*** SUPPLIED MATERIAL

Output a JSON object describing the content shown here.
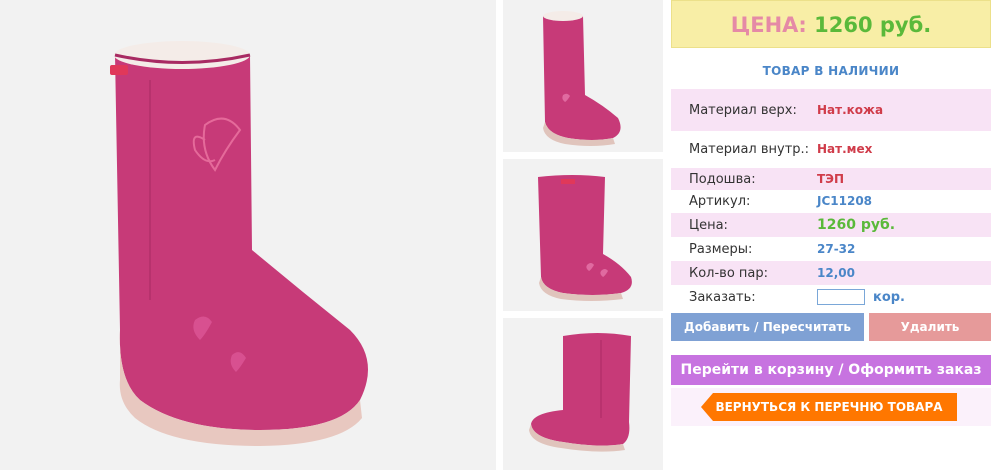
{
  "product": {
    "price_label": "ЦЕНА:",
    "price_value": "1260 руб.",
    "stock_status": "ТОВАР В НАЛИЧИИ"
  },
  "specs": [
    {
      "label": "Материал верх:",
      "value": "Нат.кожа"
    },
    {
      "label": "Материал внутр.:",
      "value": "Нат.мех"
    },
    {
      "label": "Подошва:",
      "value": "ТЭП"
    },
    {
      "label": "Артикул:",
      "value": "JC11208"
    },
    {
      "label": "Цена:",
      "value": "1260 руб."
    },
    {
      "label": "Размеры:",
      "value": "27-32"
    },
    {
      "label": "Кол-во пар:",
      "value": "12,00"
    }
  ],
  "order": {
    "label": "Заказать:",
    "input_value": "",
    "unit": "кор."
  },
  "buttons": {
    "add": "Добавить / Пересчитать",
    "delete": "Удалить",
    "cart": "Перейти в корзину / Оформить заказ",
    "back": "ВЕРНУТЬСЯ К ПЕРЕЧНЮ ТОВАРА"
  },
  "colors": {
    "boot": "#c73a78",
    "price_box": "#f8eea6",
    "accent_green": "#5ab93a",
    "accent_blue": "#4a86c8",
    "back_button": "#ff7700"
  },
  "icons": [
    "boot-main-image",
    "boot-thumbnail-1",
    "boot-thumbnail-2",
    "boot-thumbnail-3"
  ]
}
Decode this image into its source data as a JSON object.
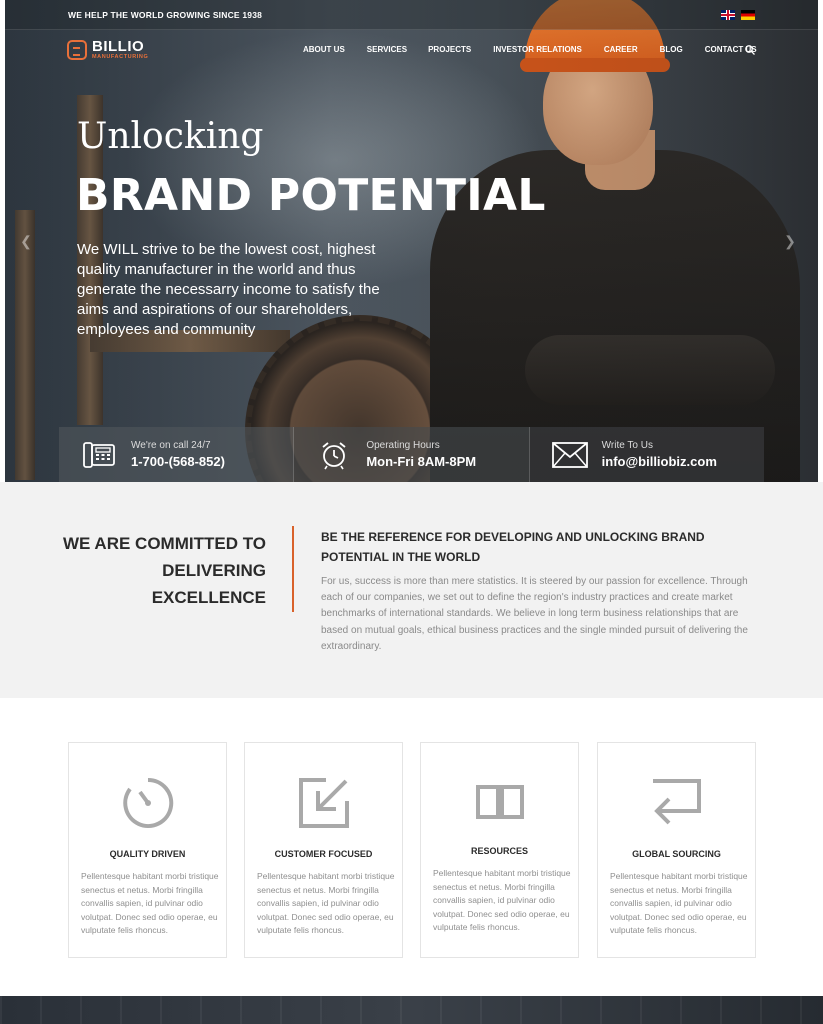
{
  "topbar": {
    "tagline": "WE HELP THE WORLD GROWING SINCE 1938",
    "languages": [
      "uk-flag",
      "de-flag"
    ]
  },
  "brand": {
    "name": "BILLIO",
    "subtitle": "MANUFACTURING",
    "accent": "#e8703a"
  },
  "nav": {
    "items": [
      "ABOUT US",
      "SERVICES",
      "PROJECTS",
      "INVESTOR RELATIONS",
      "CAREER",
      "BLOG",
      "CONTACT US"
    ],
    "search_icon": "search-icon"
  },
  "hero": {
    "kicker": "Unlocking",
    "title": "BRAND POTENTIAL",
    "text": "We WILL strive to be the lowest cost, highest quality manufacturer in the world and thus generate the necessarry income to satisfy the aims and aspirations of our shareholders, employees and community"
  },
  "info": [
    {
      "icon": "phone-icon",
      "label": "We're on call 24/7",
      "value": "1-700-(568-852)"
    },
    {
      "icon": "alarm-clock-icon",
      "label": "Operating Hours",
      "value": "Mon-Fri 8AM-8PM"
    },
    {
      "icon": "envelope-icon",
      "label": "Write To Us",
      "value": "info@billiobiz.com"
    }
  ],
  "commitment": {
    "heading_lines": [
      "WE ARE COMMITTED TO",
      "DELIVERING",
      "EXCELLENCE"
    ],
    "subheading": "BE THE REFERENCE FOR DEVELOPING AND UNLOCKING BRAND POTENTIAL IN THE  WORLD",
    "body": "For us, success is more than mere statistics. It is steered by our passion for excellence. Through each of our companies, we set out to define the region's industry practices and create market benchmarks of international standards. We believe in long term business relationships that are based on mutual goals, ethical business practices and the single minded pursuit of delivering the extraordinary.",
    "divider_color": "#d9622b"
  },
  "features": [
    {
      "icon": "gauge-icon",
      "title": "QUALITY DRIVEN",
      "text": "Pellentesque habitant morbi tristique senectus et netus. Morbi fringilla convallis sapien, id pulvinar odio volutpat. Donec sed odio operae, eu vulputate felis rhoncus."
    },
    {
      "icon": "arrow-in-box-icon",
      "title": "CUSTOMER FOCUSED",
      "text": "Pellentesque habitant morbi tristique senectus et netus. Morbi fringilla convallis sapien, id pulvinar odio volutpat. Donec sed odio operae, eu vulputate felis rhoncus."
    },
    {
      "icon": "open-book-icon",
      "title": "RESOURCES",
      "text": "Pellentesque habitant morbi tristique senectus et netus. Morbi fringilla convallis sapien, id pulvinar odio volutpat. Donec sed odio operae, eu vulputate felis rhoncus."
    },
    {
      "icon": "return-arrow-icon",
      "title": "GLOBAL SOURCING",
      "text": "Pellentesque habitant morbi tristique senectus et netus. Morbi fringilla convallis sapien, id pulvinar odio volutpat. Donec sed odio operae, eu vulputate felis rhoncus."
    }
  ]
}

******

→ DESCRIPTION OF THE TASK
Return all lines of the material above in which the word "boot" occurs.

→ SOLUTION FOR THIS EXERCISE
    "boot": "#c73a78",
    "boot-main-image",
    "boot-thumbnail-1",
    "boot-thumbnail-2",
    "boot-thumbnail-3"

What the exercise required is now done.